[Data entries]
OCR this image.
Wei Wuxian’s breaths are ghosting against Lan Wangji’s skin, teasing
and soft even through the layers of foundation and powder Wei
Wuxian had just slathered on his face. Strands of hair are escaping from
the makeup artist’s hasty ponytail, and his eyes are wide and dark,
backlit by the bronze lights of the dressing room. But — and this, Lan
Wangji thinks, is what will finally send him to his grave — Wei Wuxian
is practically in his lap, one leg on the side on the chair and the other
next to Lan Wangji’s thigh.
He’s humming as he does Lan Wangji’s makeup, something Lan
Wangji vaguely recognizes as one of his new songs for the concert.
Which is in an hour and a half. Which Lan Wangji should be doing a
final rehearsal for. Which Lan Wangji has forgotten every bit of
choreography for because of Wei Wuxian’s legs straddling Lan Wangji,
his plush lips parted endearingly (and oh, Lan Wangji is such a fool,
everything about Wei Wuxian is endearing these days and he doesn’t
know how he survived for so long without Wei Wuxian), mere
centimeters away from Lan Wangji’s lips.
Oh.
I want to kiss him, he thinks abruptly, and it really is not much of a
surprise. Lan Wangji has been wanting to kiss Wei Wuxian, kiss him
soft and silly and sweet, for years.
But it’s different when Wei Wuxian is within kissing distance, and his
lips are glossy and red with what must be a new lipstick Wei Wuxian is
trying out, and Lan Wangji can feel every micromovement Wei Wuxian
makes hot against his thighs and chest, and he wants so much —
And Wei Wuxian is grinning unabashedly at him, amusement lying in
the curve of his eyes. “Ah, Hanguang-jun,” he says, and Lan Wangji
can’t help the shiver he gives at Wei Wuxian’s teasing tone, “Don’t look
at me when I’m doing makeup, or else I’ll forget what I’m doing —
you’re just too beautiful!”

## TASK PROMPT:
Where a line in the entries holds the word "Which", copy that line.

## CORRECT OUTPUT:
Which is in an hour and a half. Which Lan Wangji should be doing a
final rehearsal for. Which Lan Wangji has forgotten every bit of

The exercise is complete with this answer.